**Atividade A**
Devolva do texto extraído o trecho que começa nas palavras "A leitura que" e termina depois das palavras "contactos serem investigados.". Mantenha cada palavra e cada sinal tal como estão no original.
**Atividade B**
Segundo o texto extraído, que cargo ocupa João Massano?
*** Texto extraído ***
Uma frase que, para o advogado Manuel Magalhães e Silva, antigo consultor para Assuntos Políticos de Jorge Sampaio, mostra “um tratamento diferenciado” e reflete “dois sentidos possíveis”: “Ou o meu filho é bem capaz de ter feito isso ou, pelo menos, desconfio disso e espero que não o tenha feito”. Isto porque, continua, se Marcelo “excluísse por completo essa hipótese” não tinha adensado as suspeitas e “responderia com um categórico não”.

A leitura que o advogado faz surge sequencialmente à investigação que o Ministério Público tem em curso contra desconhecidos por alegado favorecimento neste tratamento no Santa Maria com o medicamento mais caro do mundo. Assim, refere, foi “uma forma de mostrar que suspeita” - de que o filho possa ter contactado o Ministério da Saúde para tentar influenciar o caso - e “antecipadamente dizê-lo para que depois não seja acusado de estar calado, e acautelando-se perante a hipótese” desses contactos serem investigados.

Certo é que a frase em si pressupõe um julgamento de carácter. Não seria credível que o Presidente inferisse à partida que tal situação não tenha decorrido se, do lado de lá, estivesse outro qualquer cidadão. “É muito dificil nesta situação separar o pai do presidente”, argumenta João Massano, presidente do Conselho Regional de Lisboa da Ordem dos Advogados, referindo que, “a existência de uma relação como esta, e atendendo às circunstâncias políticas, deveria ter motivado Marcelo Rebelo de Sousa a ter uma maior objetividade”.
*** Extrato de dados ***
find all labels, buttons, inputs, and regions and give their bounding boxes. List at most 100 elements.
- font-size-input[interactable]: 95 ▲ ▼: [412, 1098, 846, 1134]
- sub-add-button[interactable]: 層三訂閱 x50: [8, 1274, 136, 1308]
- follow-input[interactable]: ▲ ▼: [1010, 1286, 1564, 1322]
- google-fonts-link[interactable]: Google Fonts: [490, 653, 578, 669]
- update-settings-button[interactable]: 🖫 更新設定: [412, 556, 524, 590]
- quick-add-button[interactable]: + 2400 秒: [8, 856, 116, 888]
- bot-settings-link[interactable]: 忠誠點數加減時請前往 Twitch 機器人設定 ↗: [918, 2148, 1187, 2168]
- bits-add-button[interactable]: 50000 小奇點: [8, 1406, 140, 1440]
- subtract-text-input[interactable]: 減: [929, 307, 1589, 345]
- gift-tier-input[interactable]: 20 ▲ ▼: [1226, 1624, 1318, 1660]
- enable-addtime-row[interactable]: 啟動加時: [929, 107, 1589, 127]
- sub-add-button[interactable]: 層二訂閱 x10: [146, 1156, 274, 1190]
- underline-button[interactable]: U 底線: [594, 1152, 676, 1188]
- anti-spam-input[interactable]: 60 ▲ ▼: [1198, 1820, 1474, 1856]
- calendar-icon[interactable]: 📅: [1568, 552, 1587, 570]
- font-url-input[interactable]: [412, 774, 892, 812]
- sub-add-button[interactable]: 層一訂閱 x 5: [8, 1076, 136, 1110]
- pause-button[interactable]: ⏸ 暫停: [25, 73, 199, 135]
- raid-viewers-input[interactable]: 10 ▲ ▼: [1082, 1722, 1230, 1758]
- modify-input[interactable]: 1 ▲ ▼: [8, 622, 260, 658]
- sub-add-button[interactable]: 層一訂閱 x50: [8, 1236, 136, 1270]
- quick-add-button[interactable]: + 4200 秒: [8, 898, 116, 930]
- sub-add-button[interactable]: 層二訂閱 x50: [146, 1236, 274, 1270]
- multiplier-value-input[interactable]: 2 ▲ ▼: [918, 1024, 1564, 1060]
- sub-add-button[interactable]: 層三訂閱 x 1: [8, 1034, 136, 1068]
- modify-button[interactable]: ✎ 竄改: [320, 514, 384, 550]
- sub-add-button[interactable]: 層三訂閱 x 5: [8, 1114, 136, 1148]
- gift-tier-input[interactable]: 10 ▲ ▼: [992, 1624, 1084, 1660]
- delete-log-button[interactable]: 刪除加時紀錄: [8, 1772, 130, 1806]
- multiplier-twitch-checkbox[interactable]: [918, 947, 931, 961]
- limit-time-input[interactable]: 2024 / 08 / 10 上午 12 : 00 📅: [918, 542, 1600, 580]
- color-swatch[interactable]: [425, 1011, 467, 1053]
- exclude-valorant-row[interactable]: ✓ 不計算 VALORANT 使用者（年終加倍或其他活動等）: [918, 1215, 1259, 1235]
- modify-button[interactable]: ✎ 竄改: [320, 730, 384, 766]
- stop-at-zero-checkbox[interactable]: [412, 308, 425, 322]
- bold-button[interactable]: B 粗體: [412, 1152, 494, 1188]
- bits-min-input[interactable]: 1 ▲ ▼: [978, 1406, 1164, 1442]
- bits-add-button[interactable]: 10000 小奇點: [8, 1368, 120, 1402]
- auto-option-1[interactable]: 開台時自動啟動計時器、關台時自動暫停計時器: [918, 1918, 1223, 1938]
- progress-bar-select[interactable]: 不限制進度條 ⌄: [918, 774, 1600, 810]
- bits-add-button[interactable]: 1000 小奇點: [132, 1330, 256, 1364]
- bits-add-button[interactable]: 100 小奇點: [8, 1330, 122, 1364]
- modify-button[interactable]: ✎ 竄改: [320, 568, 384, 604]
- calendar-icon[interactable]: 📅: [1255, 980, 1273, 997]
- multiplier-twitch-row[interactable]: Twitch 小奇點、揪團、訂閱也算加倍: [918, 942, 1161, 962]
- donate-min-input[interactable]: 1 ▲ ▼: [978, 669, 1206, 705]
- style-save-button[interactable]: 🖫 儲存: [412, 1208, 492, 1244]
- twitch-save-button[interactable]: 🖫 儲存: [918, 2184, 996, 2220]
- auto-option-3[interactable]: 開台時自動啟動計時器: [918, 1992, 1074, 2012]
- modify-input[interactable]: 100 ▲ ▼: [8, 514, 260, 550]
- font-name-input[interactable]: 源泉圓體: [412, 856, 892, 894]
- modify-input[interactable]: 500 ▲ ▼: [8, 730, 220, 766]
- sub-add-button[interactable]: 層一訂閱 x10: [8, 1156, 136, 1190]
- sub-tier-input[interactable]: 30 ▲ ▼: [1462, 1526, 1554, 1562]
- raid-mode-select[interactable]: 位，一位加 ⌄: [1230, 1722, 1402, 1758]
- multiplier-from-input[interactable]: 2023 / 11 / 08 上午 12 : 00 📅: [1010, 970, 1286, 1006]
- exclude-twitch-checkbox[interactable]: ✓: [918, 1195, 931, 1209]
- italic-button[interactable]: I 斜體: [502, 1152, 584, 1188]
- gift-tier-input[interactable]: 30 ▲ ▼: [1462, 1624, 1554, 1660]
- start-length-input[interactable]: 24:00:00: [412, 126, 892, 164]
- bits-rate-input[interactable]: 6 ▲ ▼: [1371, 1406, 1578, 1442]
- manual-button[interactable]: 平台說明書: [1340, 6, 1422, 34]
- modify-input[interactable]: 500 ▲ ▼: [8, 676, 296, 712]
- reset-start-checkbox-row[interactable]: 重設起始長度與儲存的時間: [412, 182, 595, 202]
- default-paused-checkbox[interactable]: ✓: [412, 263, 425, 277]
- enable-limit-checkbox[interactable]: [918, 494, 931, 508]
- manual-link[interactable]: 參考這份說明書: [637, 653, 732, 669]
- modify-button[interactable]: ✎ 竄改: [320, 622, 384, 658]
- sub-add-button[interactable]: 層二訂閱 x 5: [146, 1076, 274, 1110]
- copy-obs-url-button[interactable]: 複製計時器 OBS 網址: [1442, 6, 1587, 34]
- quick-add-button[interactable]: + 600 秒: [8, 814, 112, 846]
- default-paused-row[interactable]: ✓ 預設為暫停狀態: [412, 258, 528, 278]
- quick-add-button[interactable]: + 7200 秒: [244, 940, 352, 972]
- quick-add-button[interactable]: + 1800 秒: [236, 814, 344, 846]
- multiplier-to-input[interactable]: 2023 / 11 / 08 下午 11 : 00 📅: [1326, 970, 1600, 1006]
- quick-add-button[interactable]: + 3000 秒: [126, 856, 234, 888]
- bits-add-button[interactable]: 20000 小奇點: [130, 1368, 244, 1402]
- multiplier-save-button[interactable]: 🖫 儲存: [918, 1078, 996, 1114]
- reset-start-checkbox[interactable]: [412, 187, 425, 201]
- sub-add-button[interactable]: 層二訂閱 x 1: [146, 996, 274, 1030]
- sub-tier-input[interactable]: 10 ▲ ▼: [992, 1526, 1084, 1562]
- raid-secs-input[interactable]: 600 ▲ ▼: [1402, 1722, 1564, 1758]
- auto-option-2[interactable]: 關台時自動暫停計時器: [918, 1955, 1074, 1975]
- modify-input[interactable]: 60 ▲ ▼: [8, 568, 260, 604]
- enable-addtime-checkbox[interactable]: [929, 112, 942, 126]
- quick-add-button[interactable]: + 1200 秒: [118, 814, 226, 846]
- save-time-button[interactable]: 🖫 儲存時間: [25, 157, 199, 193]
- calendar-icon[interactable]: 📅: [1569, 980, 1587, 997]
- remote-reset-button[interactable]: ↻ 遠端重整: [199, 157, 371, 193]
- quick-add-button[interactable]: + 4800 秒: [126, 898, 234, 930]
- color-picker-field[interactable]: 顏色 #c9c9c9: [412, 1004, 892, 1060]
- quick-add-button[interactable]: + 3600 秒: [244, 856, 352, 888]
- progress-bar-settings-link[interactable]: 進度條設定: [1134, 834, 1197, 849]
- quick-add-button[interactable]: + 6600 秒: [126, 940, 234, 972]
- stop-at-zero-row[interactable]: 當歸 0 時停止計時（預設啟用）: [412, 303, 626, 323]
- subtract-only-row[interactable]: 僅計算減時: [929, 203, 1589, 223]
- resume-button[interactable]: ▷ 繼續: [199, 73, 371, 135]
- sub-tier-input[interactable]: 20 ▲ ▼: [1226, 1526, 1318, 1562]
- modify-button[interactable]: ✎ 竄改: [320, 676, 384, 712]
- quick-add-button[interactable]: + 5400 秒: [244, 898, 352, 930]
***
**Área de resposta A**
A leitura que o advogado faz surge sequencialmente à investigação que o Ministério Público tem em curso contra desconhecidos por alegado favorecimento neste tratamento no Santa Maria com o medicamento mais caro do mundo. Assim, refere, foi “uma forma de mostrar que suspeita” - de que o filho possa ter contactado o Ministério da Saúde para tentar influenciar o caso - e “antecipadamente dizê-lo para que depois não seja acusado de estar calado, e acautelando-se perante a hipótese” desses contactos serem investigados.

**Área de resposta B**
É presidente do Conselho Regional de Lisboa da Ordem dos Advogados.